#### [Goal of the exercise]
Find the string "VTEC" in the records. Copy every line it appears in.

(Items from a data source)
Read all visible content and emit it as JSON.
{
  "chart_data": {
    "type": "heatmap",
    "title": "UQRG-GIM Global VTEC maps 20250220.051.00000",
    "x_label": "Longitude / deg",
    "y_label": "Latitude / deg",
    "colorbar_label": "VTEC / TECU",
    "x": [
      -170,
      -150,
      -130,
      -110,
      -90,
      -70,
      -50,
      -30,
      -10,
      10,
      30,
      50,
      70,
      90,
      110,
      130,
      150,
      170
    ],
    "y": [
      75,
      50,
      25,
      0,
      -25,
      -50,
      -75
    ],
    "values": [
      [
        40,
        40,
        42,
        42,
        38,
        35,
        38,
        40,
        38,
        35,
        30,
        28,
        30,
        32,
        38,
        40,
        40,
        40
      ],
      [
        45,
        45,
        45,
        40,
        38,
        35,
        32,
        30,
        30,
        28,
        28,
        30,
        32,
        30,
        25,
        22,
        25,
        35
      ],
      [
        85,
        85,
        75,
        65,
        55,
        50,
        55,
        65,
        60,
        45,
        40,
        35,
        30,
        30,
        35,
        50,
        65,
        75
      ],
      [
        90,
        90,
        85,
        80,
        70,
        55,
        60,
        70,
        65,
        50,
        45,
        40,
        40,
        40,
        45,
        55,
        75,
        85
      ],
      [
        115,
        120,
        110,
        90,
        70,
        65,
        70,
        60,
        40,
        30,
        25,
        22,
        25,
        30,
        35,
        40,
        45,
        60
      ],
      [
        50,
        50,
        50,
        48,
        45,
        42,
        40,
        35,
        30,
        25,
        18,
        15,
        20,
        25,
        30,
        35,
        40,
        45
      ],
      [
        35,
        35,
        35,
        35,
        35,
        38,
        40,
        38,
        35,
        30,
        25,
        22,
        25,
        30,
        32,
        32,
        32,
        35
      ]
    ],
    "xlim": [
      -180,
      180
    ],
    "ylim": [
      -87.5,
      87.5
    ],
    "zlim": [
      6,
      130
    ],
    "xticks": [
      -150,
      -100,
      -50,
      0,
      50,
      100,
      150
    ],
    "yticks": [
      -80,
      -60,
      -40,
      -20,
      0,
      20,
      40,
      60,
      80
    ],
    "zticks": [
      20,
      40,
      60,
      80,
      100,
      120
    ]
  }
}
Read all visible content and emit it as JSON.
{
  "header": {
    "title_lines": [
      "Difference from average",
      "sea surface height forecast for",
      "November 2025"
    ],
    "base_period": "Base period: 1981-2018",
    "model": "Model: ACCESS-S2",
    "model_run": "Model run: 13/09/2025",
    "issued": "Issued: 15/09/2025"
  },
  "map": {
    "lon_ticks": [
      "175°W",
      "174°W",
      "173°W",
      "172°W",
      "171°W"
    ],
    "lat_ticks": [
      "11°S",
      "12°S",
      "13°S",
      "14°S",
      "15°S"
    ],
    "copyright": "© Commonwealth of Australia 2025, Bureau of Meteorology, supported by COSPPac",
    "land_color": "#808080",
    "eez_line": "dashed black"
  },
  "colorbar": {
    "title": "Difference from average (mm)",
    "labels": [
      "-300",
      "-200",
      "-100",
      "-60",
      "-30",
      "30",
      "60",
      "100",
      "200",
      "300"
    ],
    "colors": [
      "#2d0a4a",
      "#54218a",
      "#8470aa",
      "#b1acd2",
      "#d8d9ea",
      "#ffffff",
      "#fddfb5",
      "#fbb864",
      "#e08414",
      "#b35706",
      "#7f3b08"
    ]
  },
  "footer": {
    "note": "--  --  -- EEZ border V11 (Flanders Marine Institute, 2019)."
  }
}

==

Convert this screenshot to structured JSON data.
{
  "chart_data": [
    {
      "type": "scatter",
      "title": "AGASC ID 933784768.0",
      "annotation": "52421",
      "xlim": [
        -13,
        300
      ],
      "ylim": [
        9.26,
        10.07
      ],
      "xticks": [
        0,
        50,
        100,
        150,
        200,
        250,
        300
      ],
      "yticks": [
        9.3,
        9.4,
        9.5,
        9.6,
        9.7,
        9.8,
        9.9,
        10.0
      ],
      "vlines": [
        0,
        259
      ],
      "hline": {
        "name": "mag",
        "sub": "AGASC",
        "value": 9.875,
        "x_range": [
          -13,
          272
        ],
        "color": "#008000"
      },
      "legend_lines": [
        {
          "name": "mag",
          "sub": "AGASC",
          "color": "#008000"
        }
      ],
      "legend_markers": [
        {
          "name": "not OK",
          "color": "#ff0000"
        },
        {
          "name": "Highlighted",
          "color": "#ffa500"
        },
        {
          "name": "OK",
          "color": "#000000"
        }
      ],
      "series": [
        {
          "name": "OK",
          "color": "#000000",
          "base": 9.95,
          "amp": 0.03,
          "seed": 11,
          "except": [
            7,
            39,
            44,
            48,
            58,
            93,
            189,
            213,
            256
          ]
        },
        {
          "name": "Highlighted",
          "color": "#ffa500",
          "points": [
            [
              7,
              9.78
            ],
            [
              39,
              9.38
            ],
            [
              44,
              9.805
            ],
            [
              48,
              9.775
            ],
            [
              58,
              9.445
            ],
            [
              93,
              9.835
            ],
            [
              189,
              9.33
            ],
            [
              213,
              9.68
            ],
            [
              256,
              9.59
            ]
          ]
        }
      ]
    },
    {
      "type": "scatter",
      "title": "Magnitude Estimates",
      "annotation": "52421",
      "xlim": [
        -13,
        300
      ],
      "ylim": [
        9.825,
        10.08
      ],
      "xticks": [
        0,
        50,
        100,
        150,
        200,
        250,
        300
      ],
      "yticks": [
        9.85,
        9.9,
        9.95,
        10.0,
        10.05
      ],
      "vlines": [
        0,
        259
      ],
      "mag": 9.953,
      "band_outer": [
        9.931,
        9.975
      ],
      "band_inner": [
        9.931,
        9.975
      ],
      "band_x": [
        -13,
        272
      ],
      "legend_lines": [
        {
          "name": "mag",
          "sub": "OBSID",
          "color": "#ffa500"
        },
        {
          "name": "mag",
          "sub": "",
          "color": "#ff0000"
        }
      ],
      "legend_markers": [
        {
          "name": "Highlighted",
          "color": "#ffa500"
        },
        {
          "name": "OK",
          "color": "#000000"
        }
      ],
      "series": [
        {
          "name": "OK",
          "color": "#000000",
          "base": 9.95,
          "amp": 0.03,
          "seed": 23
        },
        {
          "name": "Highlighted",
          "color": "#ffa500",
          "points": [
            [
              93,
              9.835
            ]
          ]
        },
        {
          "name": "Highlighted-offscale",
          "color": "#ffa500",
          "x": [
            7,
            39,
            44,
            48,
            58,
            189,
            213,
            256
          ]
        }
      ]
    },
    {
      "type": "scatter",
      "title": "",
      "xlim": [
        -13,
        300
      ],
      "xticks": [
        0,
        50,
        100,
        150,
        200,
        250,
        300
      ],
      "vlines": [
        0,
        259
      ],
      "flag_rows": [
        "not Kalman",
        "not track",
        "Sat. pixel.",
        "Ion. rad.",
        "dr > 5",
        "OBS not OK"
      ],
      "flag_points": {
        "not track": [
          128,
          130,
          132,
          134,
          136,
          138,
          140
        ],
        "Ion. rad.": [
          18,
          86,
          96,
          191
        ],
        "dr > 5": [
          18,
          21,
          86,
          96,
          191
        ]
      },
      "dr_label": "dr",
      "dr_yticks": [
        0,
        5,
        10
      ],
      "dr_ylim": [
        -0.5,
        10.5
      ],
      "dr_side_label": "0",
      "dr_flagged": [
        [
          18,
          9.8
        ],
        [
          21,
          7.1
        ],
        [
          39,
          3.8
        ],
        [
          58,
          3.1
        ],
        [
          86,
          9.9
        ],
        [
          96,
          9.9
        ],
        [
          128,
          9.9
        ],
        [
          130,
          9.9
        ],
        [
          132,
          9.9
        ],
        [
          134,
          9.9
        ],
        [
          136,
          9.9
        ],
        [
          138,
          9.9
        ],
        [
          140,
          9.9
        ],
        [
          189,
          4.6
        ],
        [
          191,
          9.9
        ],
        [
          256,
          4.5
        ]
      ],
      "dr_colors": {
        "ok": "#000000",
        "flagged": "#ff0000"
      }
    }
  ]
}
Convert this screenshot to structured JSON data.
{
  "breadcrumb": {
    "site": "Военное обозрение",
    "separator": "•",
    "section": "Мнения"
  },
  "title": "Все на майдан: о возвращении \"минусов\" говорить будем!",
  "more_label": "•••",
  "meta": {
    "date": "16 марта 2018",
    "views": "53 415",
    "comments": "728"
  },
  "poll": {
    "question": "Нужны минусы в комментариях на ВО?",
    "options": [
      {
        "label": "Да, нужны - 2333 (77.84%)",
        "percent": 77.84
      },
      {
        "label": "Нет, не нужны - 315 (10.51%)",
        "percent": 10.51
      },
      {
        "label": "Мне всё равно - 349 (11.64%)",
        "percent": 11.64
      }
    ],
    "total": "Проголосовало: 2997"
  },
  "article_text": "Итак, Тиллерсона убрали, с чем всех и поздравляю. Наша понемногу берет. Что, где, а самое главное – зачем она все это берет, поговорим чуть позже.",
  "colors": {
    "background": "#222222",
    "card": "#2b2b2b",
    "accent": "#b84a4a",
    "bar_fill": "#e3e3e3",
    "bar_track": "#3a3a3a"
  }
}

#### [Solution for this exercise]
    "title": "UQRG-GIM Global VTEC maps 20250220.051.00000",
    "colorbar_label": "VTEC / TECU",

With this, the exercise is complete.